**TEXT SHOWN:**
Segment Open

Wednesday, August 27, 2014

Wilbo Considers Lung Diving in Lake Muskegon.

Why not a pause at my still point of the turning world? The season dwindles as we approach the Labor Day weekend. The children go back to school. The teachers go back to the classroom. The young adults go back to lecture halls at colleges big and small. We salary men and women thank you for keeping us entertained as we made the scene on three day weekends, afternoons off, boldly planned week or maybe even two away from the office. We'll get out to those month long idylls somehow, with severance, unemployment or retirement checks dropping into bank accounts by direct deposit. Until then, keep the summer vibe going for the full hundred days of summer.

Working for 7-11 in Midtown Dallas, we all called the days from Memorial Day to Labor Day the Hundred Days of Summer. All those 7-11 stores selling from bottled water to Slurpees all day and all night, and who wanted a system failure to miss all that income? That's why I had a contract at 7-11, to keep those cash registers across American ringing.

Who counts the three weeks of calendar summer that remain once Kindergarten through Twelfth Grade are convened, although these September weeks are as warm, sunny and blessed with partly cloudy blue skies as August. Then we all visit summer in the evening, all of us reporting inside for daytime. Lucky is the room with big windows that open out and let breezes inside.

The Monarchs are buzzing the flowered borders of the trail, painted wings of orange and black floating on breeze gusts, neither losing course nor rising too high. Earlier this week, I saw a younger deer, older than a fawn, running along the fence near Fricano's on the Lake, and it was too young to leap the fence. So it threw itself at the chain links and the links bounced him back, a sideways trampoline. I shooed him off towards the bend in the trail. I hoped the deer discovered the section, beyond the bend, where the fence stood half as high. I'm sure all the bicyclists, walkers and skateboarders had startled the deer, making him forget the easy access to a storage yard now overgrown with grass and short black locust trees. Plenty to eat awaited him and places to shelter once he figured out the puzzle of the chain link fence.

Segment Closed

**PROMPT 1:** In the end-of-summer post, begin at the words "Working for 7-11" and stop after "let breezes inside.". Reproduce that passage, substituting "snow cones" for "Slurpees".
**PROMPT 2:** Resume the end-of-summer post, writing on from its final sentence.

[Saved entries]
Segment Open

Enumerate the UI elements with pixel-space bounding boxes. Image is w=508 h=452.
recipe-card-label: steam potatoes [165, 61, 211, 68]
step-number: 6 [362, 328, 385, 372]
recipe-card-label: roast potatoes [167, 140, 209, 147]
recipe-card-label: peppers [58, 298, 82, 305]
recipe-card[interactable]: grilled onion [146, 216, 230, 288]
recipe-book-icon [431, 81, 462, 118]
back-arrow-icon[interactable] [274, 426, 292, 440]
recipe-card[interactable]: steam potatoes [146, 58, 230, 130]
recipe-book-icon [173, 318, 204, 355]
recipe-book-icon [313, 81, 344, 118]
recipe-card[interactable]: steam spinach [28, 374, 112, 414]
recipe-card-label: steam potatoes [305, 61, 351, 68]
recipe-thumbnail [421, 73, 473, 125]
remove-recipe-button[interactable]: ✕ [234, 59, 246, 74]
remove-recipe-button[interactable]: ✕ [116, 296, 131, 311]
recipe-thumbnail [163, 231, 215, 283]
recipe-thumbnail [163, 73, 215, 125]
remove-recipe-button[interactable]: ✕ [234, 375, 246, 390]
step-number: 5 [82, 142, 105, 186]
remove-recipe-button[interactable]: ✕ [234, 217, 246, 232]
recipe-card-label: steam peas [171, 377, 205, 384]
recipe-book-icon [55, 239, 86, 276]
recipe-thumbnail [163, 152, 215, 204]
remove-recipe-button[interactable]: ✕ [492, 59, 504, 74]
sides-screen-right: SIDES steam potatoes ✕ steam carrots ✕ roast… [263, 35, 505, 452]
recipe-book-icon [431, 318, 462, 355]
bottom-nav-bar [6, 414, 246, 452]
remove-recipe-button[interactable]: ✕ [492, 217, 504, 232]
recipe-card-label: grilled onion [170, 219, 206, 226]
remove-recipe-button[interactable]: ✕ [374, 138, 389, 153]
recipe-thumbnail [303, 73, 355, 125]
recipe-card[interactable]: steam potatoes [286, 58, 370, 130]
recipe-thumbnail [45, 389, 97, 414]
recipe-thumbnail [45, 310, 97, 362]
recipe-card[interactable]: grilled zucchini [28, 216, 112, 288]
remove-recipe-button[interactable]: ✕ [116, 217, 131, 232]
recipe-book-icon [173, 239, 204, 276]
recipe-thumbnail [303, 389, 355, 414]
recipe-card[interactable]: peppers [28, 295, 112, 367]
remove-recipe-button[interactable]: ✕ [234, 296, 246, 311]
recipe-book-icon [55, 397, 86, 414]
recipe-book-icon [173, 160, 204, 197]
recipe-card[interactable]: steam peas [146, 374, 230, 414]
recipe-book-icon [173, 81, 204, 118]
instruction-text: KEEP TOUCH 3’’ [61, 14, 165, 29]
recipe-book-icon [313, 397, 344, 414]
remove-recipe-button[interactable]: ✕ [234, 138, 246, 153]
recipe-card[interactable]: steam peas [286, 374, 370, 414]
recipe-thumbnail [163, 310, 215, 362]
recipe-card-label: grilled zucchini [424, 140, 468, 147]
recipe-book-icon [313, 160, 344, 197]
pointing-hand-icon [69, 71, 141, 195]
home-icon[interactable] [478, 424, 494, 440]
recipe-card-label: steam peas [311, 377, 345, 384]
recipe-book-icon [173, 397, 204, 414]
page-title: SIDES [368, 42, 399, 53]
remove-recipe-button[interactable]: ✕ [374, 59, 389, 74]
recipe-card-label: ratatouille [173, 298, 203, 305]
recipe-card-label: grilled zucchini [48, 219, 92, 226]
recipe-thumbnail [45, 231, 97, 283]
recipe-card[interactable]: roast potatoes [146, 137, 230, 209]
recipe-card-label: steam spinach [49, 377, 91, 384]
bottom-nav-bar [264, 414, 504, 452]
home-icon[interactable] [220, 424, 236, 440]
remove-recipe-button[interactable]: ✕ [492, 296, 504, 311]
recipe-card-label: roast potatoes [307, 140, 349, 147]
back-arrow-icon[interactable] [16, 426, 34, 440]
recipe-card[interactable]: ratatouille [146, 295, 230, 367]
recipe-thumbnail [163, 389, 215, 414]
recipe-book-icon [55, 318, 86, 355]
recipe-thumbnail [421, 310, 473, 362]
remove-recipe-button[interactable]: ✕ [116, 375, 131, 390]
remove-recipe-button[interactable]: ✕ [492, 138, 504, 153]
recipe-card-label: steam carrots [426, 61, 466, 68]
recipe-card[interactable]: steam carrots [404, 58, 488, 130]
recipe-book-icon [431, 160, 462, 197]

Segment Closed

**RESPONSE 1:**
Working for 7-11 in Midtown Dallas, we all called the days from Memorial Day to Labor Day the Hundred Days of Summer. All those 7-11 stores selling from bottled water to snow cones all day and all night, and who wanted a system failure to miss all that income? That's why I had a contract at 7-11, to keep those cash registers across American ringing.

Who counts the three weeks of calendar summer that remain once Kindergarten through Twelfth Grade are convened, although these September weeks are as warm, sunny and blessed with partly cloudy blue skies as August. Then we all visit summer in the evening, all of us reporting inside for daytime. Lucky is the room with big windows that open out and let breezes inside.

**RESPONSE 2:**
I just met the man who built the stone fire ring and tended the fires that left heaps of black chars within the limestone boulders. He and a friend have learned to lung dive, and without equipment, can swim down thirty feet and search bottom land for lures, coins and curios. At least the buddy system is in use, and his companion is learning breathing techniques passed down by lung divers from the Hawaiians and Polynesian Pearl Divers. They pop up from the depths every two or three minutes, breaching the surface like a pair of loons.

Pabs and Mikes are hardly the first scavengers I've noticed working the shoreline near this shelter. A woman with purple hair and last year's purple tee shirt from the Michigan Irish Music Festival had piled up a stack of polished driftwood, remains of sawmill slab wood and maybe spars from sunken barges. Her children were loading the haul upon a wagon. A second single mom collected this seemingly inexhaustible supply of historical wood nearer Heritage Landing last summer. During the winter she crafted garden benches from the boards.

A third diver has rolled up on a bicycle with mismatched tires. He sets out a radio on the blue picnic table that plays, "I'll Stop the World and Melt with You". Mikes has shaken my hand. Pabs suggests I join them for the next dives. I could learn the special breathing if Mikes is patient. My whitey tightys will make do for a bathing suit.

When the student is ready, the teacher appears. I've always wanted to be Aquaman.


Anonymous said...

So this is really Kim over at
DuneLight dot WordPress but every
time I try to post on a Blogger
blog under WordPress my comment
magically disappears.

That said, nice post.

Will Juntunen said...

Hi Kim, maybe I should review my comments more often. I looked for your blog & failed. Could you provide a link?